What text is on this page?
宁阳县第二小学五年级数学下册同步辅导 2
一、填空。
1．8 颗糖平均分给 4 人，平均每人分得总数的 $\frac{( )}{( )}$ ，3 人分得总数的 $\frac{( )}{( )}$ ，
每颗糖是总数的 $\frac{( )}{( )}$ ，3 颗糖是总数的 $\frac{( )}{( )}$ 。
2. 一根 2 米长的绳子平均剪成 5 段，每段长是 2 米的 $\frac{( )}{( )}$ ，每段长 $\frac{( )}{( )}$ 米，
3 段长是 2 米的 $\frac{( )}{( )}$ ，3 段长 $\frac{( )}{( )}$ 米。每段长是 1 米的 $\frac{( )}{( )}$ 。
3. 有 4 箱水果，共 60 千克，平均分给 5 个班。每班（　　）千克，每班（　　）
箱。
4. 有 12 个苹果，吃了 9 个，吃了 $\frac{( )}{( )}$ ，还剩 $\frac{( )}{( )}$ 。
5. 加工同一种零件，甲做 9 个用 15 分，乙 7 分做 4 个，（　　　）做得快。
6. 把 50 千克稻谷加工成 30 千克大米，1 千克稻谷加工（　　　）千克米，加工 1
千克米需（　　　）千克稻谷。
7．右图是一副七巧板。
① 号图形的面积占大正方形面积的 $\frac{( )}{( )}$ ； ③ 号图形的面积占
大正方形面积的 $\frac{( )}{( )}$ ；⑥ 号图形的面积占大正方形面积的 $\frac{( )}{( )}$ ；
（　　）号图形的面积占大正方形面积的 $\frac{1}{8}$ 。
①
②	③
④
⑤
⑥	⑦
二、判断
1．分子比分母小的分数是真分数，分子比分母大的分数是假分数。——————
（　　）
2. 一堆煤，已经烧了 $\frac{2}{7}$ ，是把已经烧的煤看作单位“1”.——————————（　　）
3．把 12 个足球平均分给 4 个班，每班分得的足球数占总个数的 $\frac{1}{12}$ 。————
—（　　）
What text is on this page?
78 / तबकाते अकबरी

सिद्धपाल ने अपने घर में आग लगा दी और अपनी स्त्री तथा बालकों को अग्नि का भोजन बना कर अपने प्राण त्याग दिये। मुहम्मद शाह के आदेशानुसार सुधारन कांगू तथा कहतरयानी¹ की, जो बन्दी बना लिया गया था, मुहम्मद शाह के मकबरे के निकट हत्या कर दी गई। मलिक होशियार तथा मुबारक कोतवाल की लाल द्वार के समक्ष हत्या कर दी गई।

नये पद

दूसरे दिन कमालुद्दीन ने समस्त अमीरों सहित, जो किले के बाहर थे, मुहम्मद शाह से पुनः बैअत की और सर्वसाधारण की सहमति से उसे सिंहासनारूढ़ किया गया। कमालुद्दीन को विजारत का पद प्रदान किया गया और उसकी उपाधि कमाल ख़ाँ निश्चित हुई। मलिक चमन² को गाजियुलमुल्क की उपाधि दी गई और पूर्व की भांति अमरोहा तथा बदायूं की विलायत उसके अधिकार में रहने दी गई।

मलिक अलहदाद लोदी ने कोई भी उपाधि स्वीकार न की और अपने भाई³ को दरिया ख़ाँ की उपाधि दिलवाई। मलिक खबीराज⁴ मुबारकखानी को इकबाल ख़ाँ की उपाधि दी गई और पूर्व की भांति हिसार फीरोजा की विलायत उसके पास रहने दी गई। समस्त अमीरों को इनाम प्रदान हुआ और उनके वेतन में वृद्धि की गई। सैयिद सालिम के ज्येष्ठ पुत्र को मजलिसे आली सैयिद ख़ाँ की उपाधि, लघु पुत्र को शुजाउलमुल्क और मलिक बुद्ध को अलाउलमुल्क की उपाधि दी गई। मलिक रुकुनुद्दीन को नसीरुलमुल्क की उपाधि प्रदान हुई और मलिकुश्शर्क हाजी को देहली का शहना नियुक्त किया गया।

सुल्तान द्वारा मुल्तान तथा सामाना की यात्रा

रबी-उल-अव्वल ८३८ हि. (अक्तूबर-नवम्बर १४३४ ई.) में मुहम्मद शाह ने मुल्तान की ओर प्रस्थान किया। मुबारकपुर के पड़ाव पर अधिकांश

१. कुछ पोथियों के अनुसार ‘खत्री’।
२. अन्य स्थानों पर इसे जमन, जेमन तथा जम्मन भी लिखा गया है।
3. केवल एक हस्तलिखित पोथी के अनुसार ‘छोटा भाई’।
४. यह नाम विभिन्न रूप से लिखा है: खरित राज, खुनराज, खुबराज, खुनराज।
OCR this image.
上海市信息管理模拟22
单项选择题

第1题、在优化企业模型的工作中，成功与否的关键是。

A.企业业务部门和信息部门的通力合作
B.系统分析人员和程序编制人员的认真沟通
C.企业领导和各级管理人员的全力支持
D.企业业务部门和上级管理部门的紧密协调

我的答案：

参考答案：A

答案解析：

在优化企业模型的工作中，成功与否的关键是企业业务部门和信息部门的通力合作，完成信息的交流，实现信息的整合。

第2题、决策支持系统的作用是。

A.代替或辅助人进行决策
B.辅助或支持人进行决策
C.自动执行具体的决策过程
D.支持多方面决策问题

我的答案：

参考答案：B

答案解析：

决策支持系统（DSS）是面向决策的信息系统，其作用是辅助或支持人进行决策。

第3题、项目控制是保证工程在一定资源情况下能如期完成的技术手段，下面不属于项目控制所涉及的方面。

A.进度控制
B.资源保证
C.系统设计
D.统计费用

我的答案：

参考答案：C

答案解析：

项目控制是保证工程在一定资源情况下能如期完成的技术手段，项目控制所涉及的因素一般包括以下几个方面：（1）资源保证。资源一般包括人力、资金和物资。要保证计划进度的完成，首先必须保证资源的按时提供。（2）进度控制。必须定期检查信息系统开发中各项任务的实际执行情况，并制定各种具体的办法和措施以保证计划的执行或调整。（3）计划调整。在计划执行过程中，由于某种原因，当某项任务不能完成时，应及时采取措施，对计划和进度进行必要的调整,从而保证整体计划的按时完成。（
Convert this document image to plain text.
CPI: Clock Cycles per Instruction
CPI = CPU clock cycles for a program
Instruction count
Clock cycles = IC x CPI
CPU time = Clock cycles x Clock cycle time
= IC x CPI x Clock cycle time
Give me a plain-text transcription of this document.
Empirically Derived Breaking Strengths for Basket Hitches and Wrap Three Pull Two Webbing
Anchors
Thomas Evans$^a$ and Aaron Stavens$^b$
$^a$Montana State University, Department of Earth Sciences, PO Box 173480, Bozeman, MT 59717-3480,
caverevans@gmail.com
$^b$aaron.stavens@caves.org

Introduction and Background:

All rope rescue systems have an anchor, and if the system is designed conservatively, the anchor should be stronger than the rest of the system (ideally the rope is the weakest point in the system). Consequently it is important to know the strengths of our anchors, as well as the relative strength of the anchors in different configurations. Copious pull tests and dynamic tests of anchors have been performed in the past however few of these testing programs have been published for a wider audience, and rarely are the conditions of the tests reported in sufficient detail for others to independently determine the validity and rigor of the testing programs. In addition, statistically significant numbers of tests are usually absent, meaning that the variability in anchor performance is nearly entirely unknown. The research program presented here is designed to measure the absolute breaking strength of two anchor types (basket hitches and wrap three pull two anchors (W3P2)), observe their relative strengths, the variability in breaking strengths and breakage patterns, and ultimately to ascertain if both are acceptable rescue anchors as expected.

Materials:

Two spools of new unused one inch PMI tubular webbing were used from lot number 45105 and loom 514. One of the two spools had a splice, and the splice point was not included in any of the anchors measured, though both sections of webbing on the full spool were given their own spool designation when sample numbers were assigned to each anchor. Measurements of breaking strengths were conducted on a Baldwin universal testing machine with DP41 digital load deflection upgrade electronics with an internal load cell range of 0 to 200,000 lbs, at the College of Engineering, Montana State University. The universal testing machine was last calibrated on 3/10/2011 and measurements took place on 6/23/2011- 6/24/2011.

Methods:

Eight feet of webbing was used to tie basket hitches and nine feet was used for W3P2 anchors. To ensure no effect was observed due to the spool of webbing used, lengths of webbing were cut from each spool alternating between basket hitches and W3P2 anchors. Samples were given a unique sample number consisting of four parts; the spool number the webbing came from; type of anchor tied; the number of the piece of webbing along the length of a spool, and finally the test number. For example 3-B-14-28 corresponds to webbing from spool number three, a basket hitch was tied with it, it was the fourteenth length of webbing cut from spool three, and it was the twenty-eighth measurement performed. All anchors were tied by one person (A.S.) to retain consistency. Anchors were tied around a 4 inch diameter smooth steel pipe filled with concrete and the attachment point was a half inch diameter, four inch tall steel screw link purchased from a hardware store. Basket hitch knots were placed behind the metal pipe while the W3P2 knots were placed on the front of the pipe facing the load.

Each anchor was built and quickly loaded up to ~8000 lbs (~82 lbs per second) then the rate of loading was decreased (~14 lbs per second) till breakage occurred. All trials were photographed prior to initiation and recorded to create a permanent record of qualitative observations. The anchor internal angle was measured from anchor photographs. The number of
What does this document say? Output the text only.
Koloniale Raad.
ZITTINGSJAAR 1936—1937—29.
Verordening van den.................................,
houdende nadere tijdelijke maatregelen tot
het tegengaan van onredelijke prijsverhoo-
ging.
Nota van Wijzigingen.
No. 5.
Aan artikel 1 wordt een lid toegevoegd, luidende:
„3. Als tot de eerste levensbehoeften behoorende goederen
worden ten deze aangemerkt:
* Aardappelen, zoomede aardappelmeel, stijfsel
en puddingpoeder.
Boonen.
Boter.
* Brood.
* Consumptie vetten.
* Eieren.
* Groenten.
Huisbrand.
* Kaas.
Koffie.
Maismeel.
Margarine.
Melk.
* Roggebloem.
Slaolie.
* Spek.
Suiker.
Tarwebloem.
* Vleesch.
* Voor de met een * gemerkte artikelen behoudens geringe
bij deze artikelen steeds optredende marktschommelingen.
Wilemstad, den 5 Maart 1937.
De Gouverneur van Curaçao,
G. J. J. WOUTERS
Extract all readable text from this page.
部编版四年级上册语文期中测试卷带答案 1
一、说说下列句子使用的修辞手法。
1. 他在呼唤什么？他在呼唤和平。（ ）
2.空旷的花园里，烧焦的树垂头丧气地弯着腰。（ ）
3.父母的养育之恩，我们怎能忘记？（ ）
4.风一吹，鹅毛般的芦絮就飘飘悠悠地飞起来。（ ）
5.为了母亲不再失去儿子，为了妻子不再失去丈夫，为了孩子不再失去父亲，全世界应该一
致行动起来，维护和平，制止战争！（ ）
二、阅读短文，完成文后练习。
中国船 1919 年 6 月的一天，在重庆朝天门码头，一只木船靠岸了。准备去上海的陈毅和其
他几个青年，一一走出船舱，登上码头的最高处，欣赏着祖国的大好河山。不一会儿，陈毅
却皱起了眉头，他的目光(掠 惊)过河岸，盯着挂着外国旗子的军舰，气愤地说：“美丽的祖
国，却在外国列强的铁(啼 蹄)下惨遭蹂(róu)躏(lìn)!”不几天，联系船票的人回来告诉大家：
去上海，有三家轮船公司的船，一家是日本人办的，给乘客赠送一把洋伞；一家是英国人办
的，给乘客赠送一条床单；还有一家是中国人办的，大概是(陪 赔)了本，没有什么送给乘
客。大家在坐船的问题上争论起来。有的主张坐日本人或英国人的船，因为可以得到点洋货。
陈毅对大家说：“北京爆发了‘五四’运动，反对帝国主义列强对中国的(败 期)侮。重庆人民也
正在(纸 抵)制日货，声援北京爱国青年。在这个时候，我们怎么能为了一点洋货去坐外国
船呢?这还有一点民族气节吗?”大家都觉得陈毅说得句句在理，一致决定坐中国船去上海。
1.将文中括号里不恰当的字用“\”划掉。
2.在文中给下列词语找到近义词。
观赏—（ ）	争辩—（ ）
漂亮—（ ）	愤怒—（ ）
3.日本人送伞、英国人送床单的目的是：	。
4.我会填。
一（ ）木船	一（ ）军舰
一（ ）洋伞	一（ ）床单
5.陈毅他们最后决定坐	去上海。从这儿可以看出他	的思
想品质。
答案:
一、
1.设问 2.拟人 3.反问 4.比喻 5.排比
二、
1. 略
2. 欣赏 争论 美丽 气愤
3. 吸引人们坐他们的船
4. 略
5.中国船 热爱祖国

::::::

Directive
Where a line holds "项目控制是保证工程在一定资源情况下能如期完成的技术手段", copy that line.

The solution
第3题、项目控制是保证工程在一定资源情况下能如期完成的技术手段，下面不属于项目控制所涉及的方面。
项目控制是保证工程在一定资源情况下能如期完成的技术手段，项目控制所涉及的因素一般包括以下几个方面：（1）资源保证。资源一般包括人力、资金和物资。要保证计划进度的完成，首先必须保证资源的按时提供。（2）进度控制。必须定期检查信息系统开发中各项任务的实际执行情况，并制定各种具体的办法和措施以保证计划的执行或调整。（3）计划调整。在计划执行过程中，由于某种原因，当某项任务不能完成时，应及时采取措施，对计划和进度进行必要的调整,从而保证整体计划的按时完成。（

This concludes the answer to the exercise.